The records that follow need to be output exactly as they are.

....................

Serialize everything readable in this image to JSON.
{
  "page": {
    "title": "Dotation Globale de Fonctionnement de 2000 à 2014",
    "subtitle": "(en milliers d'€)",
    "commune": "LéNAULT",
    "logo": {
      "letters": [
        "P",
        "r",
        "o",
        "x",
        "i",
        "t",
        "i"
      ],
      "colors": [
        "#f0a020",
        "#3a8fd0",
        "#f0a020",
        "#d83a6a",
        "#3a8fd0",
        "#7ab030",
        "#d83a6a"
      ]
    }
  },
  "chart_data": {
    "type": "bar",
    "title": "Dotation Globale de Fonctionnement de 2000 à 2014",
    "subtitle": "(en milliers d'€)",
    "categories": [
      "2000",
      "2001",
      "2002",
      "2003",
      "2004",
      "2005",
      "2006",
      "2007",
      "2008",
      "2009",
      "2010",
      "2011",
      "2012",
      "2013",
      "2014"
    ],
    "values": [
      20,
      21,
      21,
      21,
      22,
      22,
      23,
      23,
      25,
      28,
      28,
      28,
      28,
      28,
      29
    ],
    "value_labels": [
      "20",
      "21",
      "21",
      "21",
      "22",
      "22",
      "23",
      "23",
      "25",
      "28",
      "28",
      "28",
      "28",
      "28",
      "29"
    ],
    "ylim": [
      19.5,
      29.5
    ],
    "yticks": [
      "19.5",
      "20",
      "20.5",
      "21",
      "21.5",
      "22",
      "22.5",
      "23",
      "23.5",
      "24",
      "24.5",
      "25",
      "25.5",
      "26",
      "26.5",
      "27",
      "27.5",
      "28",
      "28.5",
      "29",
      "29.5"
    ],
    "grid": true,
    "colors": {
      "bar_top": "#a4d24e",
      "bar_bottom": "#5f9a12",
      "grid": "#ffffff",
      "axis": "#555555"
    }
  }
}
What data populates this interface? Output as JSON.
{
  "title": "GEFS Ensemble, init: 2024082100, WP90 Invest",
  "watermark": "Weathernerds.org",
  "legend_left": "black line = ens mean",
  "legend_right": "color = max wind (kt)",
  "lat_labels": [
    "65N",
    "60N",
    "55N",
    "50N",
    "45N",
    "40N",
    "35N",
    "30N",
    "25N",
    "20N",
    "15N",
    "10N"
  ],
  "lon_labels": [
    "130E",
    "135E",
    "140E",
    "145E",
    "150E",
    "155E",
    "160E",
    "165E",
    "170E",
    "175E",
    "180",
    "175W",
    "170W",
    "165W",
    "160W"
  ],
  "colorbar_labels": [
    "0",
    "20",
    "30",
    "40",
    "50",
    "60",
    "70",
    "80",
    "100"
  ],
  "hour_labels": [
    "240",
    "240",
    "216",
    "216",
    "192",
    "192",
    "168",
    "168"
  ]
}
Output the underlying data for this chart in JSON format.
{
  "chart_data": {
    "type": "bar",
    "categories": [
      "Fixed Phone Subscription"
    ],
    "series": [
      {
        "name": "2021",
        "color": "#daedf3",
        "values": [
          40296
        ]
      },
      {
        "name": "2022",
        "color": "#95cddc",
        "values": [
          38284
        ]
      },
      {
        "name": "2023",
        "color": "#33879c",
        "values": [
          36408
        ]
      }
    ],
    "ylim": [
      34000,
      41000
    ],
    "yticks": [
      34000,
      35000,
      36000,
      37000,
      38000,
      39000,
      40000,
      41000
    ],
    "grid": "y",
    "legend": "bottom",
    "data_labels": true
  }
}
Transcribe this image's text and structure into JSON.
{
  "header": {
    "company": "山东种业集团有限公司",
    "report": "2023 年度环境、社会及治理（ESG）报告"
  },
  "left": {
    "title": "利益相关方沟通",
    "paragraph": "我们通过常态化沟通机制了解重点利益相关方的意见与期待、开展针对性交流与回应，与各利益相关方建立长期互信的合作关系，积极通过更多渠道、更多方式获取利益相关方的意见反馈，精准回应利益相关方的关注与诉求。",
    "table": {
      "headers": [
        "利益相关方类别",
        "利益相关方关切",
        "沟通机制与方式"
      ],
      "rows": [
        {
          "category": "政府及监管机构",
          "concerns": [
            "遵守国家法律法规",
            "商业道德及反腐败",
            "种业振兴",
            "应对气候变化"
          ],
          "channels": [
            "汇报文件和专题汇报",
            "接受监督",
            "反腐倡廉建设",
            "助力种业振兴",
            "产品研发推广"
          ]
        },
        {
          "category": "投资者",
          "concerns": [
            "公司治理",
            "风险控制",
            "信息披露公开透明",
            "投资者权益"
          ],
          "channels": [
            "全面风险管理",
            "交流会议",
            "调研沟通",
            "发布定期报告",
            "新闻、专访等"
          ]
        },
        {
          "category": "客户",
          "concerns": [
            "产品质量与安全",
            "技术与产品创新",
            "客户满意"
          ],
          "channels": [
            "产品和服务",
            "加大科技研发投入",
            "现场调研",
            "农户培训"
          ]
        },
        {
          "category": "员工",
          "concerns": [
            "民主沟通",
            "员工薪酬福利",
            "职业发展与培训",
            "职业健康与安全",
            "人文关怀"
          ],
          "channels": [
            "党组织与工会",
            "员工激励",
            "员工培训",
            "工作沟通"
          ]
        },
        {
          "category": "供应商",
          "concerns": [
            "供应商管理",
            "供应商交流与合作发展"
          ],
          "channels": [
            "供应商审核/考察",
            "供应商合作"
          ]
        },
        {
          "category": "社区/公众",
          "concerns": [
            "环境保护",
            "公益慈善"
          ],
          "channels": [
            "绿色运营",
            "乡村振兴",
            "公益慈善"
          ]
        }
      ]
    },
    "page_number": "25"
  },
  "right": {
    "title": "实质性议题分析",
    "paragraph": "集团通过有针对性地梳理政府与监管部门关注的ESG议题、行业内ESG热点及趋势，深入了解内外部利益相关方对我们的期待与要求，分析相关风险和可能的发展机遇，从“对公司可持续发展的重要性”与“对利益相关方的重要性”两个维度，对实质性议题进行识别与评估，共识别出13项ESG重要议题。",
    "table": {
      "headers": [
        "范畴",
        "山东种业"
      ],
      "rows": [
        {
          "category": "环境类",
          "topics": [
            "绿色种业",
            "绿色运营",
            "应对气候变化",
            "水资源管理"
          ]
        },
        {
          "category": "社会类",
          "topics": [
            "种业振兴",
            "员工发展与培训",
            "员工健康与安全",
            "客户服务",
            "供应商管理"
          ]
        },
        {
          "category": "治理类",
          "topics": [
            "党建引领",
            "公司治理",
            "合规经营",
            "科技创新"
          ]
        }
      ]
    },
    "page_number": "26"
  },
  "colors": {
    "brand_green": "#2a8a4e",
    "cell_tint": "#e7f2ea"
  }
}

....................

- **Solved problem**
Serialize everything readable in this image to JSON.
{
  "page": {
    "title": "Dotation Globale de Fonctionnement de 2000 à 2014",
    "subtitle": "(en milliers d'€)",
    "commune": "LéNAULT",
    "logo": {
      "letters": [
        "P",
        "r",
        "o",
        "x",
        "i",
        "t",
        "i"
      ],
      "colors": [
        "#f0a020",
        "#3a8fd0",
        "#f0a020",
        "#d83a6a",
        "#3a8fd0",
        "#7ab030",
        "#d83a6a"
      ]
    }
  },
  "chart_data": {
    "type": "bar",
    "title": "Dotation Globale de Fonctionnement de 2000 à 2014",
    "subtitle": "(en milliers d'€)",
    "categories": [
      "2000",
      "2001",
      "2002",
      "2003",
      "2004",
      "2005",
      "2006",
      "2007",
      "2008",
      "2009",
      "2010",
      "2011",
      "2012",
      "2013",
      "2014"
    ],
    "values": [
      20,
      21,
      21,
      21,
      22,
      22,
      23,
      23,
      25,
      28,
      28,
      28,
      28,
      28,
      29
    ],
    "value_labels": [
      "20",
      "21",
      "21",
      "21",
      "22",
      "22",
      "23",
      "23",
      "25",
      "28",
      "28",
      "28",
      "28",
      "28",
      "29"
    ],
    "ylim": [
      19.5,
      29.5
    ],
    "yticks": [
      "19.5",
      "20",
      "20.5",
      "21",
      "21.5",
      "22",
      "22.5",
      "23",
      "23.5",
      "24",
      "24.5",
      "25",
      "25.5",
      "26",
      "26.5",
      "27",
      "27.5",
      "28",
      "28.5",
      "29",
      "29.5"
    ],
    "grid": true,
    "colors": {
      "bar_top": "#a4d24e",
      "bar_bottom": "#5f9a12",
      "grid": "#ffffff",
      "axis": "#555555"
    }
  }
}
What data populates this interface? Output as JSON.
{
  "title": "GEFS Ensemble, init: 2024082100, WP90 Invest",
  "watermark": "Weathernerds.org",
  "legend_left": "black line = ens mean",
  "legend_right": "color = max wind (kt)",
  "lat_labels": [
    "65N",
    "60N",
    "55N",
    "50N",
    "45N",
    "40N",
    "35N",
    "30N",
    "25N",
    "20N",
    "15N",
    "10N"
  ],
  "lon_labels": [
    "130E",
    "135E",
    "140E",
    "145E",
    "150E",
    "155E",
    "160E",
    "165E",
    "170E",
    "175E",
    "180",
    "175W",
    "170W",
    "165W",
    "160W"
  ],
  "colorbar_labels": [
    "0",
    "20",
    "30",
    "40",
    "50",
    "60",
    "70",
    "80",
    "100"
  ],
  "hour_labels": [
    "240",
    "240",
    "216",
    "216",
    "192",
    "192",
    "168",
    "168"
  ]
}
Output the underlying data for this chart in JSON format.
{
  "chart_data": {
    "type": "bar",
    "categories": [
      "Fixed Phone Subscription"
    ],
    "series": [
      {
        "name": "2021",
        "color": "#daedf3",
        "values": [
          40296
        ]
      },
      {
        "name": "2022",
        "color": "#95cddc",
        "values": [
          38284
        ]
      },
      {
        "name": "2023",
        "color": "#33879c",
        "values": [
          36408
        ]
      }
    ],
    "ylim": [
      34000,
      41000
    ],
    "yticks": [
      34000,
      35000,
      36000,
      37000,
      38000,
      39000,
      40000,
      41000
    ],
    "grid": "y",
    "legend": "bottom",
    "data_labels": true
  }
}
Transcribe this image's text and structure into JSON.
{
  "header": {
    "company": "山东种业集团有限公司",
    "report": "2023 年度环境、社会及治理（ESG）报告"
  },
  "left": {
    "title": "利益相关方沟通",
    "paragraph": "我们通过常态化沟通机制了解重点利益相关方的意见与期待、开展针对性交流与回应，与各利益相关方建立长期互信的合作关系，积极通过更多渠道、更多方式获取利益相关方的意见反馈，精准回应利益相关方的关注与诉求。",
    "table": {
      "headers": [
        "利益相关方类别",
        "利益相关方关切",
        "沟通机制与方式"
      ],
      "rows": [
        {
          "category": "政府及监管机构",
          "concerns": [
            "遵守国家法律法规",
            "商业道德及反腐败",
            "种业振兴",
            "应对气候变化"
          ],
          "channels": [
            "汇报文件和专题汇报",
            "接受监督",
            "反腐倡廉建设",
            "助力种业振兴",
            "产品研发推广"
          ]
        },
        {
          "category": "投资者",
          "concerns": [
            "公司治理",
            "风险控制",
            "信息披露公开透明",
            "投资者权益"
          ],
          "channels": [
            "全面风险管理",
            "交流会议",
            "调研沟通",
            "发布定期报告",
            "新闻、专访等"
          ]
        },
        {
          "category": "客户",
          "concerns": [
            "产品质量与安全",
            "技术与产品创新",
            "客户满意"
          ],
          "channels": [
            "产品和服务",
            "加大科技研发投入",
            "现场调研",
            "农户培训"
          ]
        },
        {
          "category": "员工",
          "concerns": [
            "民主沟通",
            "员工薪酬福利",
            "职业发展与培训",
            "职业健康与安全",
            "人文关怀"
          ],
          "channels": [
            "党组织与工会",
            "员工激励",
            "员工培训",
            "工作沟通"
          ]
        },
        {
          "category": "供应商",
          "concerns": [
            "供应商管理",
            "供应商交流与合作发展"
          ],
          "channels": [
            "供应商审核/考察",
            "供应商合作"
          ]
        },
        {
          "category": "社区/公众",
          "concerns": [
            "环境保护",
            "公益慈善"
          ],
          "channels": [
            "绿色运营",
            "乡村振兴",
            "公益慈善"
          ]
        }
      ]
    },
    "page_number": "25"
  },
  "right": {
    "title": "实质性议题分析",
    "paragraph": "集团通过有针对性地梳理政府与监管部门关注的ESG议题、行业内ESG热点及趋势，深入了解内外部利益相关方对我们的期待与要求，分析相关风险和可能的发展机遇，从“对公司可持续发展的重要性”与“对利益相关方的重要性”两个维度，对实质性议题进行识别与评估，共识别出13项ESG重要议题。",
    "table": {
      "headers": [
        "范畴",
        "山东种业"
      ],
      "rows": [
        {
          "category": "环境类",
          "topics": [
            "绿色种业",
            "绿色运营",
            "应对气候变化",
            "水资源管理"
          ]
        },
        {
          "category": "社会类",
          "topics": [
            "种业振兴",
            "员工发展与培训",
            "员工健康与安全",
            "客户服务",
            "供应商管理"
          ]
        },
        {
          "category": "治理类",
          "topics": [
            "党建引领",
            "公司治理",
            "合规经营",
            "科技创新"
          ]
        }
      ]
    },
    "page_number": "26"
  },
  "colors": {
    "brand_green": "#2a8a4e",
    "cell_tint": "#e7f2ea"
  }
}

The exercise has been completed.